◆ Problem to solve:
Keep the wording of each record exactly the same when you repeat it, and leave out pictures.

Entries from a visual dataset:
'''

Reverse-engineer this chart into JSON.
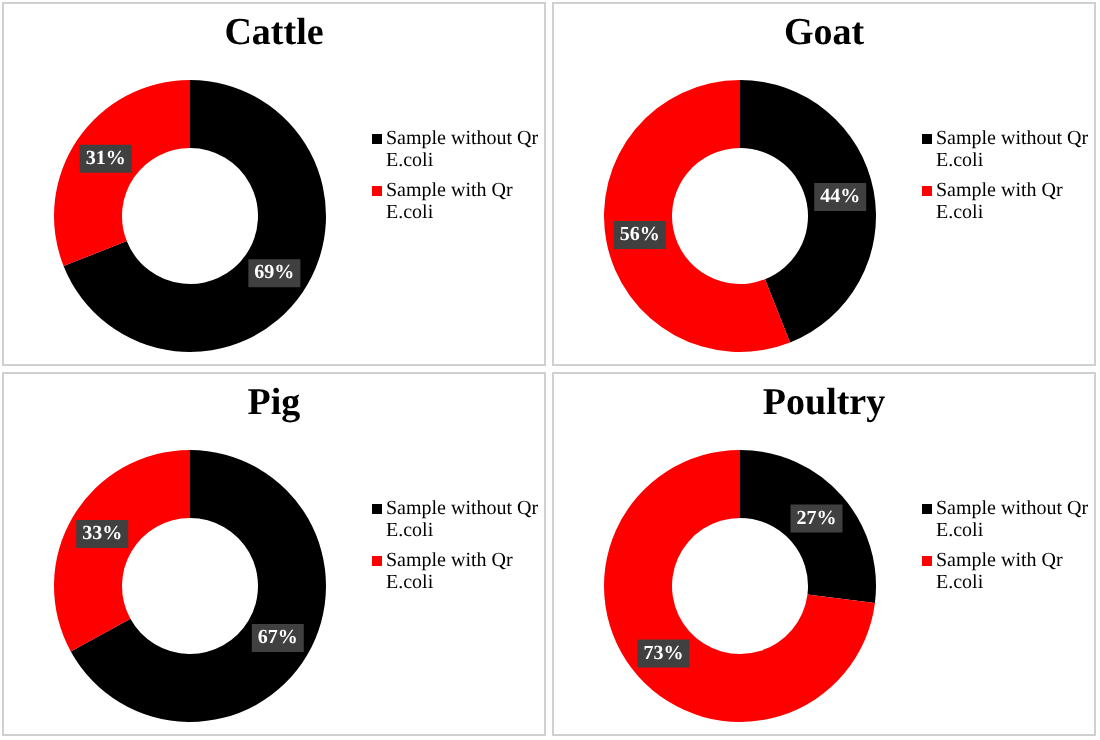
{
  "chart_data": [
    {
      "type": "donut",
      "title": "Cattle",
      "categories": [
        "Sample without Qr E.coli",
        "Sample with Qr E.coli"
      ],
      "values": [
        69,
        31
      ],
      "colors": [
        "#000000",
        "#ff0000"
      ],
      "value_labels": [
        "69%",
        "31%"
      ],
      "legend": "right"
    },
    {
      "type": "donut",
      "title": "Goat",
      "categories": [
        "Sample without Qr E.coli",
        "Sample with Qr E.coli"
      ],
      "values": [
        44,
        56
      ],
      "colors": [
        "#000000",
        "#ff0000"
      ],
      "value_labels": [
        "44%",
        "56%"
      ],
      "legend": "right"
    },
    {
      "type": "donut",
      "title": "Pig",
      "categories": [
        "Sample without Qr E.coli",
        "Sample with Qr E.coli"
      ],
      "values": [
        67,
        33
      ],
      "colors": [
        "#000000",
        "#ff0000"
      ],
      "value_labels": [
        "67%",
        "33%"
      ],
      "legend": "right"
    },
    {
      "type": "donut",
      "title": "Poultry",
      "categories": [
        "Sample without Qr E.coli",
        "Sample with Qr E.coli"
      ],
      "values": [
        27,
        73
      ],
      "colors": [
        "#000000",
        "#ff0000"
      ],
      "value_labels": [
        "27%",
        "73%"
      ],
      "legend": "right"
    }
  ]
}
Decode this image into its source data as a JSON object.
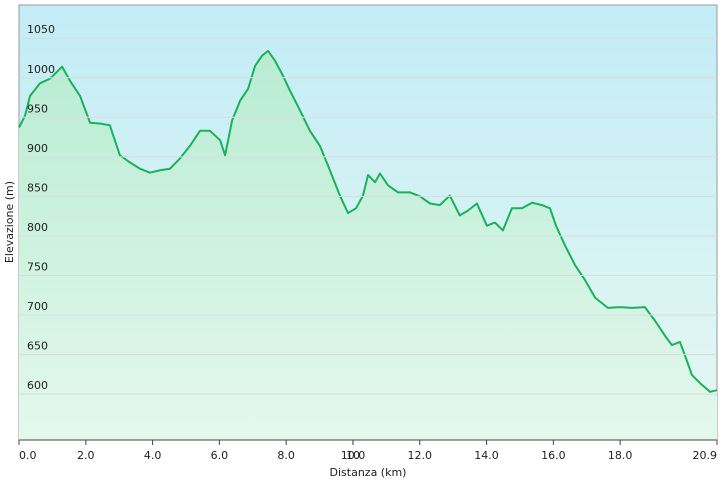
{
  "chart_data": {
    "type": "area",
    "xlabel": "Distanza  (km)",
    "ylabel": "Elevazione (m)",
    "x": [
      0,
      0.18,
      0.33,
      0.63,
      0.93,
      1.29,
      1.53,
      1.83,
      2.13,
      2.43,
      2.72,
      3.02,
      3.32,
      3.62,
      3.92,
      4.22,
      4.52,
      4.82,
      5.12,
      5.42,
      5.72,
      6.02,
      6.17,
      6.38,
      6.62,
      6.86,
      7.07,
      7.28,
      7.46,
      7.66,
      7.9,
      8.11,
      8.41,
      8.71,
      9.01,
      9.31,
      9.61,
      9.85,
      10.09,
      10.3,
      10.45,
      10.66,
      10.81,
      11.05,
      11.35,
      11.71,
      12.01,
      12.31,
      12.6,
      12.9,
      13.2,
      13.44,
      13.71,
      14.01,
      14.25,
      14.49,
      14.76,
      15.06,
      15.36,
      15.66,
      15.9,
      16.08,
      16.35,
      16.65,
      16.95,
      17.25,
      17.63,
      17.99,
      18.35,
      18.74,
      19.04,
      19.34,
      19.55,
      19.79,
      19.94,
      20.15,
      20.39,
      20.69,
      20.9
    ],
    "values": [
      937,
      952,
      977,
      993,
      999,
      1014,
      996,
      977,
      943,
      942,
      940,
      902,
      893,
      885,
      880,
      883,
      885,
      898,
      914,
      933,
      933,
      921,
      902,
      946,
      971,
      986,
      1015,
      1028,
      1034,
      1022,
      1003,
      984,
      959,
      933,
      914,
      883,
      851,
      829,
      835,
      851,
      877,
      868,
      879,
      864,
      855,
      855,
      850,
      841,
      839,
      851,
      826,
      832,
      841,
      813,
      817,
      807,
      835,
      835,
      842,
      839,
      835,
      813,
      788,
      763,
      744,
      722,
      709,
      710,
      709,
      710,
      693,
      674,
      662,
      666,
      649,
      624,
      614,
      603,
      605
    ],
    "color": "#19b25a",
    "xlim": [
      0,
      20.9
    ],
    "xticks": [
      {
        "value": 0,
        "label": "0.0"
      },
      {
        "value": 2,
        "label": "2.0"
      },
      {
        "value": 4,
        "label": "4.0"
      },
      {
        "value": 6,
        "label": "6.0"
      },
      {
        "value": 8,
        "label": "8.0"
      },
      10.0,
      {
        "value": 10,
        "label": "10.0"
      },
      {
        "value": 12,
        "label": "12.0"
      },
      {
        "value": 14,
        "label": "14.0"
      },
      {
        "value": 16,
        "label": "16.0"
      },
      {
        "value": 18,
        "label": "18.0"
      },
      20.9
    ],
    "ylim": [
      542,
      1092
    ],
    "yticks": [
      600,
      650,
      700,
      750,
      800,
      850,
      900,
      950,
      1000,
      1050
    ],
    "grid": true
  }
}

'''

◆ Output below:
Reverse-engineer this chart into JSON.
{
  "chart_data": [
    {
      "type": "donut",
      "title": "Cattle",
      "categories": [
        "Sample without Qr E.coli",
        "Sample with Qr E.coli"
      ],
      "values": [
        69,
        31
      ],
      "colors": [
        "#000000",
        "#ff0000"
      ],
      "value_labels": [
        "69%",
        "31%"
      ],
      "legend": "right"
    },
    {
      "type": "donut",
      "title": "Goat",
      "categories": [
        "Sample without Qr E.coli",
        "Sample with Qr E.coli"
      ],
      "values": [
        44,
        56
      ],
      "colors": [
        "#000000",
        "#ff0000"
      ],
      "value_labels": [
        "44%",
        "56%"
      ],
      "legend": "right"
    },
    {
      "type": "donut",
      "title": "Pig",
      "categories": [
        "Sample without Qr E.coli",
        "Sample with Qr E.coli"
      ],
      "values": [
        67,
        33
      ],
      "colors": [
        "#000000",
        "#ff0000"
      ],
      "value_labels": [
        "67%",
        "33%"
      ],
      "legend": "right"
    },
    {
      "type": "donut",
      "title": "Poultry",
      "categories": [
        "Sample without Qr E.coli",
        "Sample with Qr E.coli"
      ],
      "values": [
        27,
        73
      ],
      "colors": [
        "#000000",
        "#ff0000"
      ],
      "value_labels": [
        "27%",
        "73%"
      ],
      "legend": "right"
    }
  ]
}
Decode this image into its source data as a JSON object.
{
  "chart_data": {
    "type": "area",
    "xlabel": "Distanza  (km)",
    "ylabel": "Elevazione (m)",
    "x": [
      0,
      0.18,
      0.33,
      0.63,
      0.93,
      1.29,
      1.53,
      1.83,
      2.13,
      2.43,
      2.72,
      3.02,
      3.32,
      3.62,
      3.92,
      4.22,
      4.52,
      4.82,
      5.12,
      5.42,
      5.72,
      6.02,
      6.17,
      6.38,
      6.62,
      6.86,
      7.07,
      7.28,
      7.46,
      7.66,
      7.9,
      8.11,
      8.41,
      8.71,
      9.01,
      9.31,
      9.61,
      9.85,
      10.09,
      10.3,
      10.45,
      10.66,
      10.81,
      11.05,
      11.35,
      11.71,
      12.01,
      12.31,
      12.6,
      12.9,
      13.2,
      13.44,
      13.71,
      14.01,
      14.25,
      14.49,
      14.76,
      15.06,
      15.36,
      15.66,
      15.9,
      16.08,
      16.35,
      16.65,
      16.95,
      17.25,
      17.63,
      17.99,
      18.35,
      18.74,
      19.04,
      19.34,
      19.55,
      19.79,
      19.94,
      20.15,
      20.39,
      20.69,
      20.9
    ],
    "values": [
      937,
      952,
      977,
      993,
      999,
      1014,
      996,
      977,
      943,
      942,
      940,
      902,
      893,
      885,
      880,
      883,
      885,
      898,
      914,
      933,
      933,
      921,
      902,
      946,
      971,
      986,
      1015,
      1028,
      1034,
      1022,
      1003,
      984,
      959,
      933,
      914,
      883,
      851,
      829,
      835,
      851,
      877,
      868,
      879,
      864,
      855,
      855,
      850,
      841,
      839,
      851,
      826,
      832,
      841,
      813,
      817,
      807,
      835,
      835,
      842,
      839,
      835,
      813,
      788,
      763,
      744,
      722,
      709,
      710,
      709,
      710,
      693,
      674,
      662,
      666,
      649,
      624,
      614,
      603,
      605
    ],
    "color": "#19b25a",
    "xlim": [
      0,
      20.9
    ],
    "xticks": [
      {
        "value": 0,
        "label": "0.0"
      },
      {
        "value": 2,
        "label": "2.0"
      },
      {
        "value": 4,
        "label": "4.0"
      },
      {
        "value": 6,
        "label": "6.0"
      },
      {
        "value": 8,
        "label": "8.0"
      },
      10.0,
      {
        "value": 10,
        "label": "10.0"
      },
      {
        "value": 12,
        "label": "12.0"
      },
      {
        "value": 14,
        "label": "14.0"
      },
      {
        "value": 16,
        "label": "16.0"
      },
      {
        "value": 18,
        "label": "18.0"
      },
      20.9
    ],
    "ylim": [
      542,
      1092
    ],
    "yticks": [
      600,
      650,
      700,
      750,
      800,
      850,
      900,
      950,
      1000,
      1050
    ],
    "grid": true
  }
}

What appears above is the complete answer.